[Collected data]
>>>

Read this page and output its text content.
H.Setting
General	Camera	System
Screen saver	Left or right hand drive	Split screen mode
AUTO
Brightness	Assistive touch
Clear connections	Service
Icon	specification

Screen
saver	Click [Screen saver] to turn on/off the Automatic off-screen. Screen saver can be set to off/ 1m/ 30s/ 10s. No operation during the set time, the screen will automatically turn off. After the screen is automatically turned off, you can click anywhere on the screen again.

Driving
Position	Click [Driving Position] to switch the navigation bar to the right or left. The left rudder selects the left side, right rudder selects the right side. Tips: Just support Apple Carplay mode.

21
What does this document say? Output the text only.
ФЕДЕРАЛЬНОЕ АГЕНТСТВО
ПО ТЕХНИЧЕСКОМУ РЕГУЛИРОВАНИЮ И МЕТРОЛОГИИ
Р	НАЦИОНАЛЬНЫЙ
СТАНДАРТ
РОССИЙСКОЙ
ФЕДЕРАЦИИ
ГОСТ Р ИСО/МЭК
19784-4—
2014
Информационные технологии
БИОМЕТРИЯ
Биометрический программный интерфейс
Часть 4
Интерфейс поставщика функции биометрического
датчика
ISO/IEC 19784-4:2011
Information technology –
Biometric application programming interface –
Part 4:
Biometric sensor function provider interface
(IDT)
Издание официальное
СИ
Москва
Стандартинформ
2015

<<<

Exercise goal: Reproduce the entries above exactly.

Written answer:
Read this page and output its text content.
H.Setting
General	Camera	System
Screen saver	Left or right hand drive	Split screen mode
AUTO
Brightness	Assistive touch
Clear connections	Service
Icon	specification

Screen
saver	Click [Screen saver] to turn on/off the Automatic off-screen. Screen saver can be set to off/ 1m/ 30s/ 10s. No operation during the set time, the screen will automatically turn off. After the screen is automatically turned off, you can click anywhere on the screen again.

Driving
Position	Click [Driving Position] to switch the navigation bar to the right or left. The left rudder selects the left side, right rudder selects the right side. Tips: Just support Apple Carplay mode.

21
What does this document say? Output the text only.
ФЕДЕРАЛЬНОЕ АГЕНТСТВО
ПО ТЕХНИЧЕСКОМУ РЕГУЛИРОВАНИЮ И МЕТРОЛОГИИ
Р	НАЦИОНАЛЬНЫЙ
СТАНДАРТ
РОССИЙСКОЙ
ФЕДЕРАЦИИ
ГОСТ Р ИСО/МЭК
19784-4—
2014
Информационные технологии
БИОМЕТРИЯ
Биометрический программный интерфейс
Часть 4
Интерфейс поставщика функции биометрического
датчика
ISO/IEC 19784-4:2011
Information technology –
Biometric application programming interface –
Part 4:
Biometric sensor function provider interface
(IDT)
Издание официальное
СИ
Москва
Стандартинформ
2015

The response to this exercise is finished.